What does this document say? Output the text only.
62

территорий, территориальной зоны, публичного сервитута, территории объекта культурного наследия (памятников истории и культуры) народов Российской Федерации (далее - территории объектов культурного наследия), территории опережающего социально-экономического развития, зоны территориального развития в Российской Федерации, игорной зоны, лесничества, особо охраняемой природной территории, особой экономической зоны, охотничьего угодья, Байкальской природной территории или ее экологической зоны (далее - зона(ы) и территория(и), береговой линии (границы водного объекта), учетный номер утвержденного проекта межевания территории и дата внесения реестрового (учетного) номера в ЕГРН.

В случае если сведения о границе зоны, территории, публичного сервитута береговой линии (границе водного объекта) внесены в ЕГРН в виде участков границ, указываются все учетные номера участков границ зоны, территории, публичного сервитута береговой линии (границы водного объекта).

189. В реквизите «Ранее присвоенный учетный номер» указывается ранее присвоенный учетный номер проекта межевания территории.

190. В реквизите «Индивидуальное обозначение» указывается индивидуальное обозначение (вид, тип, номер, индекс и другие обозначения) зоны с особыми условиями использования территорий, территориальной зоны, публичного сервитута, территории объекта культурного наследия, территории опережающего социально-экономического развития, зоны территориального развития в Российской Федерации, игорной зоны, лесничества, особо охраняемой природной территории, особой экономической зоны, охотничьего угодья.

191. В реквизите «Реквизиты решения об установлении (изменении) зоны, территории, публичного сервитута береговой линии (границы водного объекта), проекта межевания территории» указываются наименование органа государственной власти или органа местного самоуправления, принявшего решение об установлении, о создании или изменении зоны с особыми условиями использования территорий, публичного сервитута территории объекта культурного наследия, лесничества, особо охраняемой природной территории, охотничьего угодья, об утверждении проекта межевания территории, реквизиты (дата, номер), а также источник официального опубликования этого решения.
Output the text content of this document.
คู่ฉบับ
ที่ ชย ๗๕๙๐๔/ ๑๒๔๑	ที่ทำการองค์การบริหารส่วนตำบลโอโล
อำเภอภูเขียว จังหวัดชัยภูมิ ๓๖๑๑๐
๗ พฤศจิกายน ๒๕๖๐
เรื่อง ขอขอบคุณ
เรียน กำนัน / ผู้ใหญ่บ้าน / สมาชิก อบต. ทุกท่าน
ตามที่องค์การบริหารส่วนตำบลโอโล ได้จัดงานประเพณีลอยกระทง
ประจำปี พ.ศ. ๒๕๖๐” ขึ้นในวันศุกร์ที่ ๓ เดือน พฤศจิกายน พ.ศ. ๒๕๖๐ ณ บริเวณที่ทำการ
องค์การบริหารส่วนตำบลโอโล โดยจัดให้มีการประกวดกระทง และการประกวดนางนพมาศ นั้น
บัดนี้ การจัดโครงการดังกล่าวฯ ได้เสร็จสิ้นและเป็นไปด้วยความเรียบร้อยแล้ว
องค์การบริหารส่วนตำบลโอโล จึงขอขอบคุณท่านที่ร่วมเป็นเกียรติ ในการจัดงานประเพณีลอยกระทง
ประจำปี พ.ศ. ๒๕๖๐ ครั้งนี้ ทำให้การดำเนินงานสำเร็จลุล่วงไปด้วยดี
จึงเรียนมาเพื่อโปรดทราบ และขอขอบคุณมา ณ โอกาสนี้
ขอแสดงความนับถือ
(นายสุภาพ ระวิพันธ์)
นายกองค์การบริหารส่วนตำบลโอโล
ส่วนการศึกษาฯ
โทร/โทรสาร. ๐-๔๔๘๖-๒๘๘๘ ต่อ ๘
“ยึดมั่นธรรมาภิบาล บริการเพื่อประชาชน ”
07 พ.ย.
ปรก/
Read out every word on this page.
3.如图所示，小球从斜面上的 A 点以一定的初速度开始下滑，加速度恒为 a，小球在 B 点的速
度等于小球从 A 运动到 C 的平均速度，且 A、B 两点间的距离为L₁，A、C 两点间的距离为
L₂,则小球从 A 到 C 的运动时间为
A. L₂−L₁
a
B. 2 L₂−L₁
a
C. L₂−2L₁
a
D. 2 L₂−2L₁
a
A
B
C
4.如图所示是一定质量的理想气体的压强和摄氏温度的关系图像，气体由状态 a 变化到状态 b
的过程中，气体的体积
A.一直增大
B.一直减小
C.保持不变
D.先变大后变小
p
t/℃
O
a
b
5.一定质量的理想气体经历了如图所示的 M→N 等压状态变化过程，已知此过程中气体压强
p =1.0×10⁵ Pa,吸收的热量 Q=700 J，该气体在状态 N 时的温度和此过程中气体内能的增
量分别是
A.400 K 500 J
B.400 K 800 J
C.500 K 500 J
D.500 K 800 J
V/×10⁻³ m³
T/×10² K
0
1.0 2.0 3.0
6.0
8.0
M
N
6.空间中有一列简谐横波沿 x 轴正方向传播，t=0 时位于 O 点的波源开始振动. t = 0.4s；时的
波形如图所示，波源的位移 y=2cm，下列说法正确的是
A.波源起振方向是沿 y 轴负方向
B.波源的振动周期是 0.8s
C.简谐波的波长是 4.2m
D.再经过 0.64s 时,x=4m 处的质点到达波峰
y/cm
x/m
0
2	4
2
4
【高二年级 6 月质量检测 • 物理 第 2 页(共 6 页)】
- - - -
* Instruction
Go through the listing above and restate it word for word.

* Task response
What does this document say? Output the text only.
62

территорий, территориальной зоны, публичного сервитута, территории объекта культурного наследия (памятников истории и культуры) народов Российской Федерации (далее - территории объектов культурного наследия), территории опережающего социально-экономического развития, зоны территориального развития в Российской Федерации, игорной зоны, лесничества, особо охраняемой природной территории, особой экономической зоны, охотничьего угодья, Байкальской природной территории или ее экологической зоны (далее - зона(ы) и территория(и), береговой линии (границы водного объекта), учетный номер утвержденного проекта межевания территории и дата внесения реестрового (учетного) номера в ЕГРН.

В случае если сведения о границе зоны, территории, публичного сервитута береговой линии (границе водного объекта) внесены в ЕГРН в виде участков границ, указываются все учетные номера участков границ зоны, территории, публичного сервитута береговой линии (границы водного объекта).

189. В реквизите «Ранее присвоенный учетный номер» указывается ранее присвоенный учетный номер проекта межевания территории.

190. В реквизите «Индивидуальное обозначение» указывается индивидуальное обозначение (вид, тип, номер, индекс и другие обозначения) зоны с особыми условиями использования территорий, территориальной зоны, публичного сервитута, территории объекта культурного наследия, территории опережающего социально-экономического развития, зоны территориального развития в Российской Федерации, игорной зоны, лесничества, особо охраняемой природной территории, особой экономической зоны, охотничьего угодья.

191. В реквизите «Реквизиты решения об установлении (изменении) зоны, территории, публичного сервитута береговой линии (границы водного объекта), проекта межевания территории» указываются наименование органа государственной власти или органа местного самоуправления, принявшего решение об установлении, о создании или изменении зоны с особыми условиями использования территорий, публичного сервитута территории объекта культурного наследия, лесничества, особо охраняемой природной территории, охотничьего угодья, об утверждении проекта межевания территории, реквизиты (дата, номер), а также источник официального опубликования этого решения.
Output the text content of this document.
คู่ฉบับ
ที่ ชย ๗๕๙๐๔/ ๑๒๔๑	ที่ทำการองค์การบริหารส่วนตำบลโอโล
อำเภอภูเขียว จังหวัดชัยภูมิ ๓๖๑๑๐
๗ พฤศจิกายน ๒๕๖๐
เรื่อง ขอขอบคุณ
เรียน กำนัน / ผู้ใหญ่บ้าน / สมาชิก อบต. ทุกท่าน
ตามที่องค์การบริหารส่วนตำบลโอโล ได้จัดงานประเพณีลอยกระทง
ประจำปี พ.ศ. ๒๕๖๐” ขึ้นในวันศุกร์ที่ ๓ เดือน พฤศจิกายน พ.ศ. ๒๕๖๐ ณ บริเวณที่ทำการ
องค์การบริหารส่วนตำบลโอโล โดยจัดให้มีการประกวดกระทง และการประกวดนางนพมาศ นั้น
บัดนี้ การจัดโครงการดังกล่าวฯ ได้เสร็จสิ้นและเป็นไปด้วยความเรียบร้อยแล้ว
องค์การบริหารส่วนตำบลโอโล จึงขอขอบคุณท่านที่ร่วมเป็นเกียรติ ในการจัดงานประเพณีลอยกระทง
ประจำปี พ.ศ. ๒๕๖๐ ครั้งนี้ ทำให้การดำเนินงานสำเร็จลุล่วงไปด้วยดี
จึงเรียนมาเพื่อโปรดทราบ และขอขอบคุณมา ณ โอกาสนี้
ขอแสดงความนับถือ
(นายสุภาพ ระวิพันธ์)
นายกองค์การบริหารส่วนตำบลโอโล
ส่วนการศึกษาฯ
โทร/โทรสาร. ๐-๔๔๘๖-๒๘๘๘ ต่อ ๘
“ยึดมั่นธรรมาภิบาล บริการเพื่อประชาชน ”
07 พ.ย.
ปรก/
Read out every word on this page.
3.如图所示，小球从斜面上的 A 点以一定的初速度开始下滑，加速度恒为 a，小球在 B 点的速
度等于小球从 A 运动到 C 的平均速度，且 A、B 两点间的距离为L₁，A、C 两点间的距离为
L₂,则小球从 A 到 C 的运动时间为
A. L₂−L₁
a
B. 2 L₂−L₁
a
C. L₂−2L₁
a
D. 2 L₂−2L₁
a
A
B
C
4.如图所示是一定质量的理想气体的压强和摄氏温度的关系图像，气体由状态 a 变化到状态 b
的过程中，气体的体积
A.一直增大
B.一直减小
C.保持不变
D.先变大后变小
p
t/℃
O
a
b
5.一定质量的理想气体经历了如图所示的 M→N 等压状态变化过程，已知此过程中气体压强
p =1.0×10⁵ Pa,吸收的热量 Q=700 J，该气体在状态 N 时的温度和此过程中气体内能的增
量分别是
A.400 K 500 J
B.400 K 800 J
C.500 K 500 J
D.500 K 800 J
V/×10⁻³ m³
T/×10² K
0
1.0 2.0 3.0
6.0
8.0
M
N
6.空间中有一列简谐横波沿 x 轴正方向传播，t=0 时位于 O 点的波源开始振动. t = 0.4s；时的
波形如图所示，波源的位移 y=2cm，下列说法正确的是
A.波源起振方向是沿 y 轴负方向
B.波源的振动周期是 0.8s
C.简谐波的波长是 4.2m
D.再经过 0.64s 时,x=4m 处的质点到达波峰
y/cm
x/m
0
2	4
2
4
【高二年级 6 月质量检测 • 物理 第 2 页(共 6 页)】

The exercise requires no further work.